▶ GIVEN TASK: Pick out each line below containing "Dates".

----- MATERIAL TO PROCESS

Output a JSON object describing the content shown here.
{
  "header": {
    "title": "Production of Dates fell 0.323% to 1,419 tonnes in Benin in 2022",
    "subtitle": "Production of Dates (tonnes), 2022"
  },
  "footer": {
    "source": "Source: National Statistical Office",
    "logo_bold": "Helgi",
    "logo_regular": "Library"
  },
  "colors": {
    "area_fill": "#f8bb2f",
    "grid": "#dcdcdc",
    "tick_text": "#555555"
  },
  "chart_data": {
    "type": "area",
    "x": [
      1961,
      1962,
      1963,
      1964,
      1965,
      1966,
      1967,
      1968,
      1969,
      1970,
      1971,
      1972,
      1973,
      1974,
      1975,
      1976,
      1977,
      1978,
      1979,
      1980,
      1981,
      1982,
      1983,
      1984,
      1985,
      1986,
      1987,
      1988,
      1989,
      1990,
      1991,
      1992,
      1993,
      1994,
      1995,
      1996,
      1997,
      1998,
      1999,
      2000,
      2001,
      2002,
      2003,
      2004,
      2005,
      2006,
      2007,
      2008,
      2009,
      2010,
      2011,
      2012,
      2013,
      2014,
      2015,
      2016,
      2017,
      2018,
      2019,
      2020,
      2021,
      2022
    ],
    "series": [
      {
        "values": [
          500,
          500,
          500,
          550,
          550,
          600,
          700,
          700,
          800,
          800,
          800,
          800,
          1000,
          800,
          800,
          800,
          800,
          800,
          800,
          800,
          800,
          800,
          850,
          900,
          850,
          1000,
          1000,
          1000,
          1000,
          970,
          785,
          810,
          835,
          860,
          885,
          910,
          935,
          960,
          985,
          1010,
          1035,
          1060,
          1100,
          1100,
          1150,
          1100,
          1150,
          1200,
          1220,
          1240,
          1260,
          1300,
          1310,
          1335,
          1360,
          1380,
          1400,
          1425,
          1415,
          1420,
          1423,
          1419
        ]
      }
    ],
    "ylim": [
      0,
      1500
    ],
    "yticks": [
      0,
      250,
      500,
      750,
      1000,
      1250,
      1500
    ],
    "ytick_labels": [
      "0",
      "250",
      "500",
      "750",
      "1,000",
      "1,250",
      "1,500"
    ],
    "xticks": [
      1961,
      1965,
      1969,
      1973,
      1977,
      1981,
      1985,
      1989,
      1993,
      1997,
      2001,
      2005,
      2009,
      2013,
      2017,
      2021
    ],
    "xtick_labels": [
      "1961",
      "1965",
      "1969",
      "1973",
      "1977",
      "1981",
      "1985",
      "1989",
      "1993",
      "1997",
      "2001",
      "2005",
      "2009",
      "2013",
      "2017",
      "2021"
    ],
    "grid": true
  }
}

----------

▶ SOLUTION FOR THIS EXERCISE:
    "title": "Production of Dates fell 0.323% to 1,419 tonnes in Benin in 2022",
    "subtitle": "Production of Dates (tonnes), 2022"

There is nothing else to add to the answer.